§ **EXERCISE OBJECTIVE**
Quote the whole listing word for word, please.

§ **DATASET ROWS**
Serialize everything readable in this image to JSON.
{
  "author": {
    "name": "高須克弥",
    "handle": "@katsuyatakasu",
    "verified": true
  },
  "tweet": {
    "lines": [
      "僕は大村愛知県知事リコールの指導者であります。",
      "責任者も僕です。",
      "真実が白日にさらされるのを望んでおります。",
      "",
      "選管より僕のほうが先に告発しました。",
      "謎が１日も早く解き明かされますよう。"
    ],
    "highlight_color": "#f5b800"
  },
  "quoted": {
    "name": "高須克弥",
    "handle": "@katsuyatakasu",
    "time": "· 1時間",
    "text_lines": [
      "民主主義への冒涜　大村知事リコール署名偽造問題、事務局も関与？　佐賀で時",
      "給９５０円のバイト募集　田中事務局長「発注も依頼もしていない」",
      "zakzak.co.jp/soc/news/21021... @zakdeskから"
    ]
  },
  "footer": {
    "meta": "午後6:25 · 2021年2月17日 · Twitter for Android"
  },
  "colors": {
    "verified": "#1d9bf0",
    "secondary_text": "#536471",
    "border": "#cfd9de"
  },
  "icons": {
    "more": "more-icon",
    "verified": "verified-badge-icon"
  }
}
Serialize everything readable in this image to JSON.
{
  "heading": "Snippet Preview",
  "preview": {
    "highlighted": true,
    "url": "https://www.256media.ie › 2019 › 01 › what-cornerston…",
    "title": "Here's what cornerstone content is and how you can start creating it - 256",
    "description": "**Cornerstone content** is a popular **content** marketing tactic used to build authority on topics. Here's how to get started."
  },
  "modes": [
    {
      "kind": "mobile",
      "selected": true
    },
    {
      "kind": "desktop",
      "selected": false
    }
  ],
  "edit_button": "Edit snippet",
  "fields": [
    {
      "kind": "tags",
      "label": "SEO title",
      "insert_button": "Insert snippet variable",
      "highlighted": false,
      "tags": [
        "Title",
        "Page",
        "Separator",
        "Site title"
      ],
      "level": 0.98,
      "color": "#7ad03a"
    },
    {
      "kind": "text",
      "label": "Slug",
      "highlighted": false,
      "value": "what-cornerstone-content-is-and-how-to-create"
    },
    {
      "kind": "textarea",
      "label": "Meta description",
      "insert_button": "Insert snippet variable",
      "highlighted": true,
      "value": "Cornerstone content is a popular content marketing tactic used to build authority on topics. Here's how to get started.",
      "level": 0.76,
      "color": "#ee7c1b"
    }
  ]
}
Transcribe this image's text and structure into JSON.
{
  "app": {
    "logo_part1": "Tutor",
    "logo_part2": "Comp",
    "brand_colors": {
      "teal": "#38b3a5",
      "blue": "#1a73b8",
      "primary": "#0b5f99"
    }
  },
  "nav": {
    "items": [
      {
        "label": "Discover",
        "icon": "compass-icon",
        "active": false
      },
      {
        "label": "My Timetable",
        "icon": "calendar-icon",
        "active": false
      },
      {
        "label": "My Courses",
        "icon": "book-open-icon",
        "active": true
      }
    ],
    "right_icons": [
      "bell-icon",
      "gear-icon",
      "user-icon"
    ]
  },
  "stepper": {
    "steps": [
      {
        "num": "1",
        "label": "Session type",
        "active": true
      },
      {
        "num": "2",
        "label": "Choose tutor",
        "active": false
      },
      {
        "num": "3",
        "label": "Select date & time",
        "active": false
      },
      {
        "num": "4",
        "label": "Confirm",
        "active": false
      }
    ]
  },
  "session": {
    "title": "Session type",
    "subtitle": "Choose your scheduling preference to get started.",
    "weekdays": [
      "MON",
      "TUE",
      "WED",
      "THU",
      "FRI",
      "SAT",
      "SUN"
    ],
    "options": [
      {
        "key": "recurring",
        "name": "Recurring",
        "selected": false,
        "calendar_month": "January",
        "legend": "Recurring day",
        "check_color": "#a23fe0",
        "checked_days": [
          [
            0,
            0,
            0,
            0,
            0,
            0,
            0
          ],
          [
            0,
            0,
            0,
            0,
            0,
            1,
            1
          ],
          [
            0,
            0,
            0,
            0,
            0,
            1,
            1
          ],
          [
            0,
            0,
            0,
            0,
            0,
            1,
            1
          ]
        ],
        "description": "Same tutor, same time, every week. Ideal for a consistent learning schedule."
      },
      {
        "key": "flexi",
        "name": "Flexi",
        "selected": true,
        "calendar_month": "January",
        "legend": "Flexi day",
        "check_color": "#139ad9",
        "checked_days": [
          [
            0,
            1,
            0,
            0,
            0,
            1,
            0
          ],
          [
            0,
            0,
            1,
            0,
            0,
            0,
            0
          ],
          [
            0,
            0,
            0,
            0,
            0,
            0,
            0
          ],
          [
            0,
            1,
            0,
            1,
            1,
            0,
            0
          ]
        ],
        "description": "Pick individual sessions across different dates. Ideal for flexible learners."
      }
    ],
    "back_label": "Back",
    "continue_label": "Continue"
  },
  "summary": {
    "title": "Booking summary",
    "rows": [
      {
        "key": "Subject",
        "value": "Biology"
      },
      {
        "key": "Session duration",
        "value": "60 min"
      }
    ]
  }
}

§ **EXPECTED ANSWER**
Serialize everything readable in this image to JSON.
{
  "author": {
    "name": "高須克弥",
    "handle": "@katsuyatakasu",
    "verified": true
  },
  "tweet": {
    "lines": [
      "僕は大村愛知県知事リコールの指導者であります。",
      "責任者も僕です。",
      "真実が白日にさらされるのを望んでおります。",
      "",
      "選管より僕のほうが先に告発しました。",
      "謎が１日も早く解き明かされますよう。"
    ],
    "highlight_color": "#f5b800"
  },
  "quoted": {
    "name": "高須克弥",
    "handle": "@katsuyatakasu",
    "time": "· 1時間",
    "text_lines": [
      "民主主義への冒涜　大村知事リコール署名偽造問題、事務局も関与？　佐賀で時",
      "給９５０円のバイト募集　田中事務局長「発注も依頼もしていない」",
      "zakzak.co.jp/soc/news/21021... @zakdeskから"
    ]
  },
  "footer": {
    "meta": "午後6:25 · 2021年2月17日 · Twitter for Android"
  },
  "colors": {
    "verified": "#1d9bf0",
    "secondary_text": "#536471",
    "border": "#cfd9de"
  },
  "icons": {
    "more": "more-icon",
    "verified": "verified-badge-icon"
  }
}
Serialize everything readable in this image to JSON.
{
  "heading": "Snippet Preview",
  "preview": {
    "highlighted": true,
    "url": "https://www.256media.ie › 2019 › 01 › what-cornerston…",
    "title": "Here's what cornerstone content is and how you can start creating it - 256",
    "description": "**Cornerstone content** is a popular **content** marketing tactic used to build authority on topics. Here's how to get started."
  },
  "modes": [
    {
      "kind": "mobile",
      "selected": true
    },
    {
      "kind": "desktop",
      "selected": false
    }
  ],
  "edit_button": "Edit snippet",
  "fields": [
    {
      "kind": "tags",
      "label": "SEO title",
      "insert_button": "Insert snippet variable",
      "highlighted": false,
      "tags": [
        "Title",
        "Page",
        "Separator",
        "Site title"
      ],
      "level": 0.98,
      "color": "#7ad03a"
    },
    {
      "kind": "text",
      "label": "Slug",
      "highlighted": false,
      "value": "what-cornerstone-content-is-and-how-to-create"
    },
    {
      "kind": "textarea",
      "label": "Meta description",
      "insert_button": "Insert snippet variable",
      "highlighted": true,
      "value": "Cornerstone content is a popular content marketing tactic used to build authority on topics. Here's how to get started.",
      "level": 0.76,
      "color": "#ee7c1b"
    }
  ]
}
Transcribe this image's text and structure into JSON.
{
  "app": {
    "logo_part1": "Tutor",
    "logo_part2": "Comp",
    "brand_colors": {
      "teal": "#38b3a5",
      "blue": "#1a73b8",
      "primary": "#0b5f99"
    }
  },
  "nav": {
    "items": [
      {
        "label": "Discover",
        "icon": "compass-icon",
        "active": false
      },
      {
        "label": "My Timetable",
        "icon": "calendar-icon",
        "active": false
      },
      {
        "label": "My Courses",
        "icon": "book-open-icon",
        "active": true
      }
    ],
    "right_icons": [
      "bell-icon",
      "gear-icon",
      "user-icon"
    ]
  },
  "stepper": {
    "steps": [
      {
        "num": "1",
        "label": "Session type",
        "active": true
      },
      {
        "num": "2",
        "label": "Choose tutor",
        "active": false
      },
      {
        "num": "3",
        "label": "Select date & time",
        "active": false
      },
      {
        "num": "4",
        "label": "Confirm",
        "active": false
      }
    ]
  },
  "session": {
    "title": "Session type",
    "subtitle": "Choose your scheduling preference to get started.",
    "weekdays": [
      "MON",
      "TUE",
      "WED",
      "THU",
      "FRI",
      "SAT",
      "SUN"
    ],
    "options": [
      {
        "key": "recurring",
        "name": "Recurring",
        "selected": false,
        "calendar_month": "January",
        "legend": "Recurring day",
        "check_color": "#a23fe0",
        "checked_days": [
          [
            0,
            0,
            0,
            0,
            0,
            0,
            0
          ],
          [
            0,
            0,
            0,
            0,
            0,
            1,
            1
          ],
          [
            0,
            0,
            0,
            0,
            0,
            1,
            1
          ],
          [
            0,
            0,
            0,
            0,
            0,
            1,
            1
          ]
        ],
        "description": "Same tutor, same time, every week. Ideal for a consistent learning schedule."
      },
      {
        "key": "flexi",
        "name": "Flexi",
        "selected": true,
        "calendar_month": "January",
        "legend": "Flexi day",
        "check_color": "#139ad9",
        "checked_days": [
          [
            0,
            1,
            0,
            0,
            0,
            1,
            0
          ],
          [
            0,
            0,
            1,
            0,
            0,
            0,
            0
          ],
          [
            0,
            0,
            0,
            0,
            0,
            0,
            0
          ],
          [
            0,
            1,
            0,
            1,
            1,
            0,
            0
          ]
        ],
        "description": "Pick individual sessions across different dates. Ideal for flexible learners."
      }
    ],
    "back_label": "Back",
    "continue_label": "Continue"
  },
  "summary": {
    "title": "Booking summary",
    "rows": [
      {
        "key": "Subject",
        "value": "Biology"
      },
      {
        "key": "Session duration",
        "value": "60 min"
      }
    ]
  }
}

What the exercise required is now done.